[Dataset entries]
━━━━━━
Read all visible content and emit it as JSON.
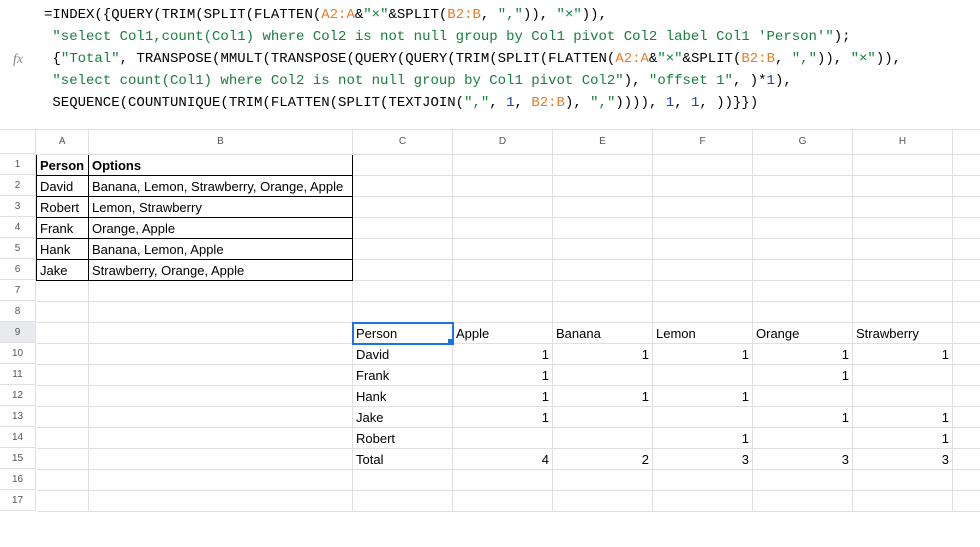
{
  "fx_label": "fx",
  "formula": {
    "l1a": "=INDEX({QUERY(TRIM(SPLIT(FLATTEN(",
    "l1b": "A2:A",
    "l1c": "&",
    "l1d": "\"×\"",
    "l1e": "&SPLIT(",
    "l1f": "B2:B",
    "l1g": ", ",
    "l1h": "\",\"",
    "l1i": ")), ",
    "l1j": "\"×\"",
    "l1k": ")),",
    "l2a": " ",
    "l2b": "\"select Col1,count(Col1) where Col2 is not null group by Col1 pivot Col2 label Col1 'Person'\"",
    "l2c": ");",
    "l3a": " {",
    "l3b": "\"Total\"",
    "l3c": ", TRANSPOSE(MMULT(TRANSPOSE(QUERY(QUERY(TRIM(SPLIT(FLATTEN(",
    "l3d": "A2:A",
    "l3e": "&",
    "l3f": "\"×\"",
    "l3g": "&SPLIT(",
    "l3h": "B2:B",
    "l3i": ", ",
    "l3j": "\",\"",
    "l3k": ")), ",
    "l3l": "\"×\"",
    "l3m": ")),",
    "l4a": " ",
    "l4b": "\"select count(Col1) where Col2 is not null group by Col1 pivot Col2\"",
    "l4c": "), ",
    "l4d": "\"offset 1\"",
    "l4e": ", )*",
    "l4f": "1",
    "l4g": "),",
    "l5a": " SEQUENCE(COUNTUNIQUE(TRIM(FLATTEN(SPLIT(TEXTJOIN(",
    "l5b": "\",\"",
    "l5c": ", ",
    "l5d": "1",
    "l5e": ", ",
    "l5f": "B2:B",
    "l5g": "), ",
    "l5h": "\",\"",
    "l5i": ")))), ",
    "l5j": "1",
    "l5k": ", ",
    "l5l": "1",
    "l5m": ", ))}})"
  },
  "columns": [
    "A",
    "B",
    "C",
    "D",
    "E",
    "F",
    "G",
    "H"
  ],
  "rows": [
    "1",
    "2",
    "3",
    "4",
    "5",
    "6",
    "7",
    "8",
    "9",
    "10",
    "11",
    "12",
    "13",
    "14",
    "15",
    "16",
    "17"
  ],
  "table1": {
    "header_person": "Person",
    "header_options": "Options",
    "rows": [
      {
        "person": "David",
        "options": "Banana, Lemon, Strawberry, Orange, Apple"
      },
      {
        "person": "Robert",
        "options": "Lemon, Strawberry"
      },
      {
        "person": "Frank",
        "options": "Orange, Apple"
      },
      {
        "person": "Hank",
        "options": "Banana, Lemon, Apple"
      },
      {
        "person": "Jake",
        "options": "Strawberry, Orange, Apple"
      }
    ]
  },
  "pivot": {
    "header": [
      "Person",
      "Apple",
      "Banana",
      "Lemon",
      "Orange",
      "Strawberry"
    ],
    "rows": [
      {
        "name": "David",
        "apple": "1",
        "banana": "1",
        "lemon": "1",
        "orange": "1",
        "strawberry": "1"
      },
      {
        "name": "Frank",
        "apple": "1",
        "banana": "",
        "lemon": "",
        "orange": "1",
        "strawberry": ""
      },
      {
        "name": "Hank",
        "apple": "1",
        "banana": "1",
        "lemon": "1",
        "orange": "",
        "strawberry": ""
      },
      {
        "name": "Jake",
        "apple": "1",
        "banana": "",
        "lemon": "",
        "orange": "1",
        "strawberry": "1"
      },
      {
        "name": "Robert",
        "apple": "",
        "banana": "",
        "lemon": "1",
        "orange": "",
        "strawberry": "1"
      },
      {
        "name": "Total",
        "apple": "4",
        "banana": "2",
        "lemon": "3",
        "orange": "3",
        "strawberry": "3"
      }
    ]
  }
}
━━━━━━
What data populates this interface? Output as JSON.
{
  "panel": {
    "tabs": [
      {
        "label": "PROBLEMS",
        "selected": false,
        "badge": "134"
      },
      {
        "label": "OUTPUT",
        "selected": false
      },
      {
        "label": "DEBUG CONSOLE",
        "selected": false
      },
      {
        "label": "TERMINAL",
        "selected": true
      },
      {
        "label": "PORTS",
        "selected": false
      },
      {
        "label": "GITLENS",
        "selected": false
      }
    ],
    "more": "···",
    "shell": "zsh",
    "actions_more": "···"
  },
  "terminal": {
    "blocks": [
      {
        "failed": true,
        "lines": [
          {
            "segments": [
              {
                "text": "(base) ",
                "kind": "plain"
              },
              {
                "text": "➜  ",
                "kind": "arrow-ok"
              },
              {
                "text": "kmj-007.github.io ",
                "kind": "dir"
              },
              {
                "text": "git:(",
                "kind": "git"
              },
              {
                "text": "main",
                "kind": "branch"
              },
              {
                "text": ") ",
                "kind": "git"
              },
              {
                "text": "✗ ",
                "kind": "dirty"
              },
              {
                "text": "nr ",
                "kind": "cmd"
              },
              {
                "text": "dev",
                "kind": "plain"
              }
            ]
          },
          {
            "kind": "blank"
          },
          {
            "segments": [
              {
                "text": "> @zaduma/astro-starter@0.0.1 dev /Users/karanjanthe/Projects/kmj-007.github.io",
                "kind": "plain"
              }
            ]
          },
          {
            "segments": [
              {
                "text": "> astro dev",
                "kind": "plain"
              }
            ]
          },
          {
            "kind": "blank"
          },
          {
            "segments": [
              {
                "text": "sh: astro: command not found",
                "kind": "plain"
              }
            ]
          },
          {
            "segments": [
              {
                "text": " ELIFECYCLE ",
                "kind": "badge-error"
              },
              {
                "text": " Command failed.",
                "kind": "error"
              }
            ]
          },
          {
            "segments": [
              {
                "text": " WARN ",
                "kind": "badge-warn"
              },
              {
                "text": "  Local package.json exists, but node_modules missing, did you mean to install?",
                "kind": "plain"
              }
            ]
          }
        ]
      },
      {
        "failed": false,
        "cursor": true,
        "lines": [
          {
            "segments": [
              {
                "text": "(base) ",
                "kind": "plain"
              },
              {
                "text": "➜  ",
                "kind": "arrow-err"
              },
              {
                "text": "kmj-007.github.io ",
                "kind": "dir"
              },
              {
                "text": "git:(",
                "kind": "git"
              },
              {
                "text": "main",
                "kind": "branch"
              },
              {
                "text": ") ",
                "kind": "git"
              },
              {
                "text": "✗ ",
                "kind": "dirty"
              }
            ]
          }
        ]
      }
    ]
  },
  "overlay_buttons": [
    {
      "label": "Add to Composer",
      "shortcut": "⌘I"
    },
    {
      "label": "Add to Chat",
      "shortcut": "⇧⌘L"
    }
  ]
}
━━━━━━
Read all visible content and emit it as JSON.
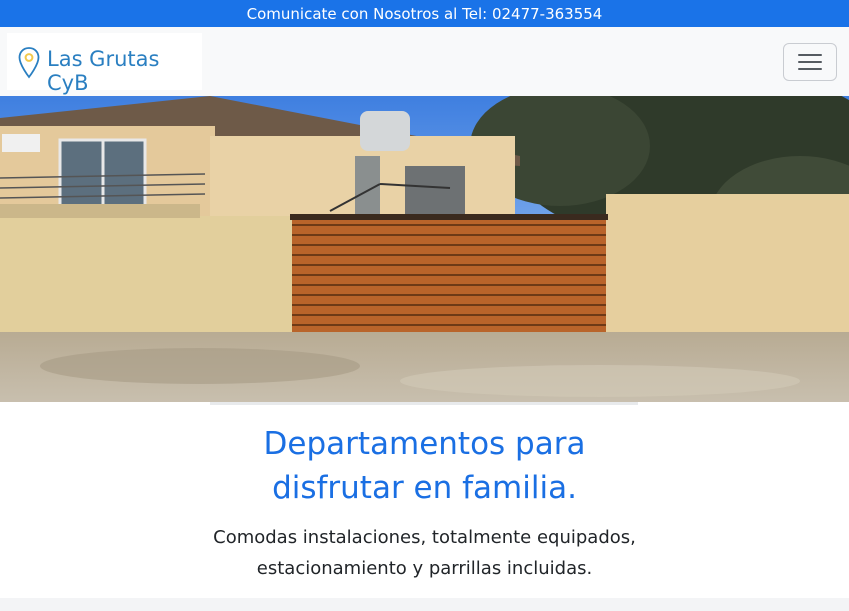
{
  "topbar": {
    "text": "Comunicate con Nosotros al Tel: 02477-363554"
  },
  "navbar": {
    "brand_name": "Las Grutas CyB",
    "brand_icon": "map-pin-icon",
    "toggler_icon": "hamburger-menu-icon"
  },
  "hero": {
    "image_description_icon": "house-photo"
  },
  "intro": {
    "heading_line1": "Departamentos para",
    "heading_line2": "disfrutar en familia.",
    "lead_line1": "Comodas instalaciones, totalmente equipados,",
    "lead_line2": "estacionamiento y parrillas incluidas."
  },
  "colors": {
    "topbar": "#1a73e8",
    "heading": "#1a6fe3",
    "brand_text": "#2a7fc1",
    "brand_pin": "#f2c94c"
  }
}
━━━━━━
Find and count the lines of the data that include the string "FLATTEN", and report that figure by itself.

3